### Job
Transcribe the material in full. Nothing should differ except that the pictures are left out.

>> Start Recorded information

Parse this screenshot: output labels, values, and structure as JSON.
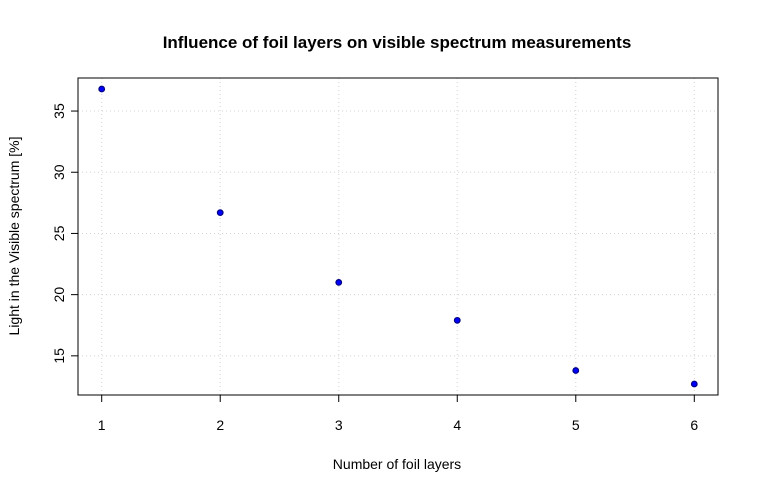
{
  "chart_data": {
    "type": "scatter",
    "title": "Influence of foil layers on visible spectrum measurements",
    "xlabel": "Number of foil layers",
    "ylabel": "Light in the Visible spectrum [%]",
    "x": [
      1,
      2,
      3,
      4,
      5,
      6
    ],
    "y": [
      36.8,
      26.7,
      21.0,
      17.9,
      13.8,
      12.7
    ],
    "xlim": [
      0.8,
      6.2
    ],
    "ylim": [
      11.8,
      37.7
    ],
    "xticks": [
      1,
      2,
      3,
      4,
      5,
      6
    ],
    "yticks": [
      15,
      20,
      25,
      30,
      35
    ],
    "grid": true,
    "point_fill": "#0000ff",
    "point_stroke": "#000080"
  }
}
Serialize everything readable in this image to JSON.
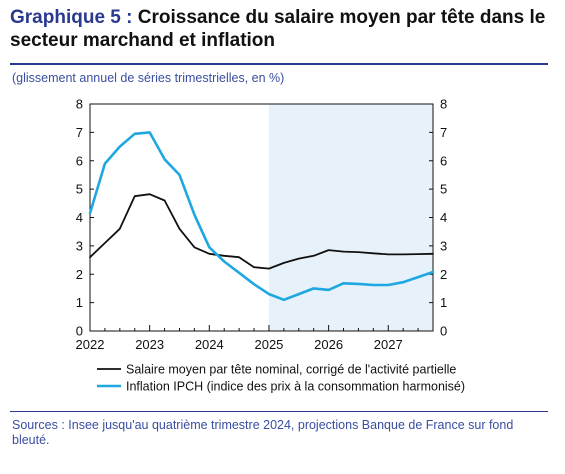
{
  "header": {
    "label": "Graphique 5 :",
    "title": "Croissance du salaire moyen par tête dans le secteur marchand et inflation",
    "subtitle": "(glissement annuel de séries trimestrielles, en %)"
  },
  "footer": {
    "sources": "Sources : Insee jusqu'au quatrième trimestre 2024, projections Banque de France sur fond bleuté."
  },
  "colors": {
    "title_accent": "#2a3990",
    "series_wage": "#111111",
    "series_inflation": "#1ea7e0",
    "projection_band": "#e6f1f9"
  },
  "chart_data": {
    "type": "line",
    "x_ticks": [
      "2022",
      "2023",
      "2024",
      "2025",
      "2026",
      "2027"
    ],
    "x_range": [
      "2022Q1",
      "2027Q4"
    ],
    "ylim": [
      0,
      8
    ],
    "y_ticks": [
      0,
      1,
      2,
      3,
      4,
      5,
      6,
      7,
      8
    ],
    "y_axis_right_mirrored": true,
    "projection_shaded_from": "2025Q1",
    "grid": false,
    "legend_position": "bottom",
    "series": [
      {
        "name": "Salaire moyen par tête nominal, corrigé de l'activité partielle",
        "color": "#111111",
        "points": [
          [
            "2022Q1",
            2.6
          ],
          [
            "2022Q2",
            3.1
          ],
          [
            "2022Q3",
            3.6
          ],
          [
            "2022Q4",
            4.75
          ],
          [
            "2023Q1",
            4.82
          ],
          [
            "2023Q2",
            4.6
          ],
          [
            "2023Q3",
            3.6
          ],
          [
            "2023Q4",
            2.95
          ],
          [
            "2024Q1",
            2.72
          ],
          [
            "2024Q2",
            2.65
          ],
          [
            "2024Q3",
            2.6
          ],
          [
            "2024Q4",
            2.25
          ],
          [
            "2025Q1",
            2.2
          ],
          [
            "2025Q2",
            2.4
          ],
          [
            "2025Q3",
            2.55
          ],
          [
            "2025Q4",
            2.65
          ],
          [
            "2026Q1",
            2.85
          ],
          [
            "2026Q2",
            2.8
          ],
          [
            "2026Q3",
            2.78
          ],
          [
            "2026Q4",
            2.74
          ],
          [
            "2027Q1",
            2.7
          ],
          [
            "2027Q2",
            2.7
          ],
          [
            "2027Q3",
            2.71
          ],
          [
            "2027Q4",
            2.72
          ]
        ]
      },
      {
        "name": "Inflation IPCH (indice des prix à la consommation harmonisé)",
        "color": "#1ea7e0",
        "points": [
          [
            "2022Q1",
            4.15
          ],
          [
            "2022Q2",
            5.9
          ],
          [
            "2022Q3",
            6.5
          ],
          [
            "2022Q4",
            6.95
          ],
          [
            "2023Q1",
            7.0
          ],
          [
            "2023Q2",
            6.05
          ],
          [
            "2023Q3",
            5.5
          ],
          [
            "2023Q4",
            4.1
          ],
          [
            "2024Q1",
            2.95
          ],
          [
            "2024Q2",
            2.45
          ],
          [
            "2024Q3",
            2.05
          ],
          [
            "2024Q4",
            1.65
          ],
          [
            "2025Q1",
            1.3
          ],
          [
            "2025Q2",
            1.1
          ],
          [
            "2025Q3",
            1.3
          ],
          [
            "2025Q4",
            1.5
          ],
          [
            "2026Q1",
            1.45
          ],
          [
            "2026Q2",
            1.68
          ],
          [
            "2026Q3",
            1.66
          ],
          [
            "2026Q4",
            1.62
          ],
          [
            "2027Q1",
            1.62
          ],
          [
            "2027Q2",
            1.72
          ],
          [
            "2027Q3",
            1.9
          ],
          [
            "2027Q4",
            2.08
          ]
        ]
      }
    ]
  }
}
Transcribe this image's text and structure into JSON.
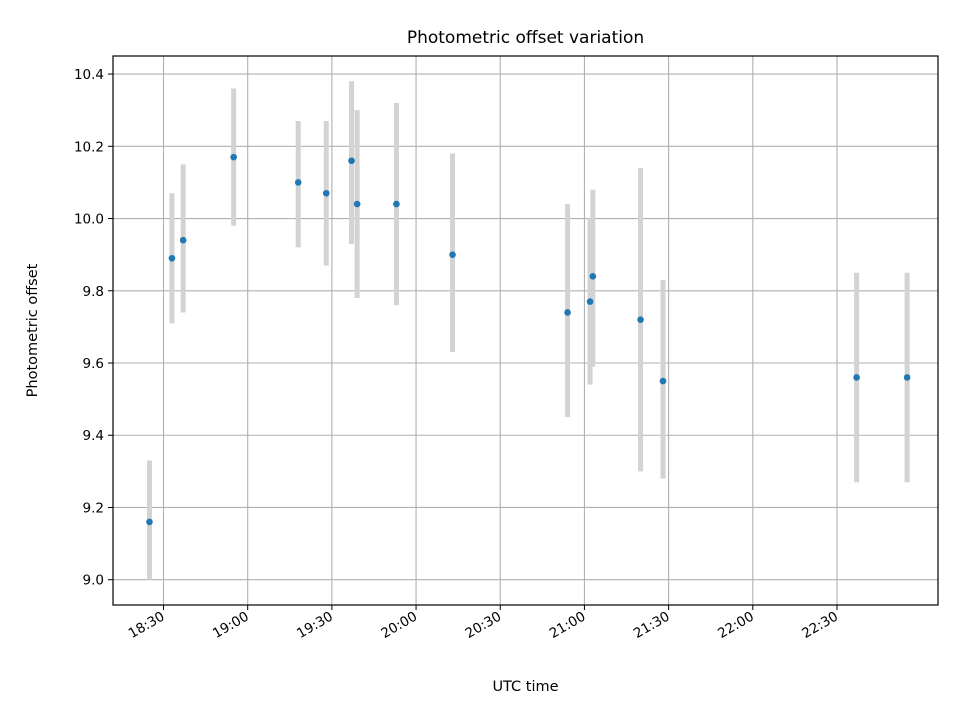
{
  "chart_data": {
    "type": "scatter",
    "title": "Photometric offset variation",
    "xlabel": "UTC time",
    "ylabel": "Photometric offset",
    "grid": true,
    "xlim": [
      "18:12",
      "23:06"
    ],
    "ylim": [
      8.93,
      10.45
    ],
    "x_ticks": [
      "18:30",
      "19:00",
      "19:30",
      "20:00",
      "20:30",
      "21:00",
      "21:30",
      "22:00",
      "22:30"
    ],
    "y_ticks": [
      "9.0",
      "9.2",
      "9.4",
      "9.6",
      "9.8",
      "10.0",
      "10.2",
      "10.4"
    ],
    "colors": {
      "points": "#1f77b4",
      "error_bars": "#d3d3d3",
      "grid": "#b0b0b0"
    },
    "points": [
      {
        "x": "18:25",
        "y": 9.16,
        "err": [
          9.0,
          9.33
        ]
      },
      {
        "x": "18:33",
        "y": 9.89,
        "err": [
          9.71,
          10.07
        ]
      },
      {
        "x": "18:37",
        "y": 9.94,
        "err": [
          9.74,
          10.15
        ]
      },
      {
        "x": "18:55",
        "y": 10.17,
        "err": [
          9.98,
          10.36
        ]
      },
      {
        "x": "19:18",
        "y": 10.1,
        "err": [
          9.92,
          10.27
        ]
      },
      {
        "x": "19:28",
        "y": 10.07,
        "err": [
          9.87,
          10.27
        ]
      },
      {
        "x": "19:37",
        "y": 10.16,
        "err": [
          9.93,
          10.38
        ]
      },
      {
        "x": "19:39",
        "y": 10.04,
        "err": [
          9.78,
          10.3
        ]
      },
      {
        "x": "19:53",
        "y": 10.04,
        "err": [
          9.76,
          10.32
        ]
      },
      {
        "x": "20:13",
        "y": 9.9,
        "err": [
          9.63,
          10.18
        ]
      },
      {
        "x": "20:54",
        "y": 9.74,
        "err": [
          9.45,
          10.04
        ]
      },
      {
        "x": "21:02",
        "y": 9.77,
        "err": [
          9.54,
          10.0
        ]
      },
      {
        "x": "21:03",
        "y": 9.84,
        "err": [
          9.59,
          10.08
        ]
      },
      {
        "x": "21:20",
        "y": 9.72,
        "err": [
          9.3,
          10.14
        ]
      },
      {
        "x": "21:28",
        "y": 9.55,
        "err": [
          9.28,
          9.83
        ]
      },
      {
        "x": "22:37",
        "y": 9.56,
        "err": [
          9.27,
          9.85
        ]
      },
      {
        "x": "22:55",
        "y": 9.56,
        "err": [
          9.27,
          9.85
        ]
      }
    ]
  }
}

>> End Recorded information

### Solution to this task
Parse this screenshot: output labels, values, and structure as JSON.
{
  "chart_data": {
    "type": "scatter",
    "title": "Influence of foil layers on visible spectrum measurements",
    "xlabel": "Number of foil layers",
    "ylabel": "Light in the Visible spectrum [%]",
    "x": [
      1,
      2,
      3,
      4,
      5,
      6
    ],
    "y": [
      36.8,
      26.7,
      21.0,
      17.9,
      13.8,
      12.7
    ],
    "xlim": [
      0.8,
      6.2
    ],
    "ylim": [
      11.8,
      37.7
    ],
    "xticks": [
      1,
      2,
      3,
      4,
      5,
      6
    ],
    "yticks": [
      15,
      20,
      25,
      30,
      35
    ],
    "grid": true,
    "point_fill": "#0000ff",
    "point_stroke": "#000080"
  }
}
Serialize everything readable in this image to JSON.
{
  "header": {
    "label": "Graphique 5 :",
    "title": "Croissance du salaire moyen par tête dans le secteur marchand et inflation",
    "subtitle": "(glissement annuel de séries trimestrielles, en %)"
  },
  "footer": {
    "sources": "Sources : Insee jusqu'au quatrième trimestre 2024, projections Banque de France sur fond bleuté."
  },
  "colors": {
    "title_accent": "#2a3990",
    "series_wage": "#111111",
    "series_inflation": "#1ea7e0",
    "projection_band": "#e6f1f9"
  },
  "chart_data": {
    "type": "line",
    "x_ticks": [
      "2022",
      "2023",
      "2024",
      "2025",
      "2026",
      "2027"
    ],
    "x_range": [
      "2022Q1",
      "2027Q4"
    ],
    "ylim": [
      0,
      8
    ],
    "y_ticks": [
      0,
      1,
      2,
      3,
      4,
      5,
      6,
      7,
      8
    ],
    "y_axis_right_mirrored": true,
    "projection_shaded_from": "2025Q1",
    "grid": false,
    "legend_position": "bottom",
    "series": [
      {
        "name": "Salaire moyen par tête nominal, corrigé de l'activité partielle",
        "color": "#111111",
        "points": [
          [
            "2022Q1",
            2.6
          ],
          [
            "2022Q2",
            3.1
          ],
          [
            "2022Q3",
            3.6
          ],
          [
            "2022Q4",
            4.75
          ],
          [
            "2023Q1",
            4.82
          ],
          [
            "2023Q2",
            4.6
          ],
          [
            "2023Q3",
            3.6
          ],
          [
            "2023Q4",
            2.95
          ],
          [
            "2024Q1",
            2.72
          ],
          [
            "2024Q2",
            2.65
          ],
          [
            "2024Q3",
            2.6
          ],
          [
            "2024Q4",
            2.25
          ],
          [
            "2025Q1",
            2.2
          ],
          [
            "2025Q2",
            2.4
          ],
          [
            "2025Q3",
            2.55
          ],
          [
            "2025Q4",
            2.65
          ],
          [
            "2026Q1",
            2.85
          ],
          [
            "2026Q2",
            2.8
          ],
          [
            "2026Q3",
            2.78
          ],
          [
            "2026Q4",
            2.74
          ],
          [
            "2027Q1",
            2.7
          ],
          [
            "2027Q2",
            2.7
          ],
          [
            "2027Q3",
            2.71
          ],
          [
            "2027Q4",
            2.72
          ]
        ]
      },
      {
        "name": "Inflation IPCH (indice des prix à la consommation harmonisé)",
        "color": "#1ea7e0",
        "points": [
          [
            "2022Q1",
            4.15
          ],
          [
            "2022Q2",
            5.9
          ],
          [
            "2022Q3",
            6.5
          ],
          [
            "2022Q4",
            6.95
          ],
          [
            "2023Q1",
            7.0
          ],
          [
            "2023Q2",
            6.05
          ],
          [
            "2023Q3",
            5.5
          ],
          [
            "2023Q4",
            4.1
          ],
          [
            "2024Q1",
            2.95
          ],
          [
            "2024Q2",
            2.45
          ],
          [
            "2024Q3",
            2.05
          ],
          [
            "2024Q4",
            1.65
          ],
          [
            "2025Q1",
            1.3
          ],
          [
            "2025Q2",
            1.1
          ],
          [
            "2025Q3",
            1.3
          ],
          [
            "2025Q4",
            1.5
          ],
          [
            "2026Q1",
            1.45
          ],
          [
            "2026Q2",
            1.68
          ],
          [
            "2026Q3",
            1.66
          ],
          [
            "2026Q4",
            1.62
          ],
          [
            "2027Q1",
            1.62
          ],
          [
            "2027Q2",
            1.72
          ],
          [
            "2027Q3",
            1.9
          ],
          [
            "2027Q4",
            2.08
          ]
        ]
      }
    ]
  }
}
Transcribe this image's text and structure into JSON.
{
  "chart_data": {
    "type": "scatter",
    "title": "Photometric offset variation",
    "xlabel": "UTC time",
    "ylabel": "Photometric offset",
    "grid": true,
    "xlim": [
      "18:12",
      "23:06"
    ],
    "ylim": [
      8.93,
      10.45
    ],
    "x_ticks": [
      "18:30",
      "19:00",
      "19:30",
      "20:00",
      "20:30",
      "21:00",
      "21:30",
      "22:00",
      "22:30"
    ],
    "y_ticks": [
      "9.0",
      "9.2",
      "9.4",
      "9.6",
      "9.8",
      "10.0",
      "10.2",
      "10.4"
    ],
    "colors": {
      "points": "#1f77b4",
      "error_bars": "#d3d3d3",
      "grid": "#b0b0b0"
    },
    "points": [
      {
        "x": "18:25",
        "y": 9.16,
        "err": [
          9.0,
          9.33
        ]
      },
      {
        "x": "18:33",
        "y": 9.89,
        "err": [
          9.71,
          10.07
        ]
      },
      {
        "x": "18:37",
        "y": 9.94,
        "err": [
          9.74,
          10.15
        ]
      },
      {
        "x": "18:55",
        "y": 10.17,
        "err": [
          9.98,
          10.36
        ]
      },
      {
        "x": "19:18",
        "y": 10.1,
        "err": [
          9.92,
          10.27
        ]
      },
      {
        "x": "19:28",
        "y": 10.07,
        "err": [
          9.87,
          10.27
        ]
      },
      {
        "x": "19:37",
        "y": 10.16,
        "err": [
          9.93,
          10.38
        ]
      },
      {
        "x": "19:39",
        "y": 10.04,
        "err": [
          9.78,
          10.3
        ]
      },
      {
        "x": "19:53",
        "y": 10.04,
        "err": [
          9.76,
          10.32
        ]
      },
      {
        "x": "20:13",
        "y": 9.9,
        "err": [
          9.63,
          10.18
        ]
      },
      {
        "x": "20:54",
        "y": 9.74,
        "err": [
          9.45,
          10.04
        ]
      },
      {
        "x": "21:02",
        "y": 9.77,
        "err": [
          9.54,
          10.0
        ]
      },
      {
        "x": "21:03",
        "y": 9.84,
        "err": [
          9.59,
          10.08
        ]
      },
      {
        "x": "21:20",
        "y": 9.72,
        "err": [
          9.3,
          10.14
        ]
      },
      {
        "x": "21:28",
        "y": 9.55,
        "err": [
          9.28,
          9.83
        ]
      },
      {
        "x": "22:37",
        "y": 9.56,
        "err": [
          9.27,
          9.85
        ]
      },
      {
        "x": "22:55",
        "y": 9.56,
        "err": [
          9.27,
          9.85
        ]
      }
    ]
  }
}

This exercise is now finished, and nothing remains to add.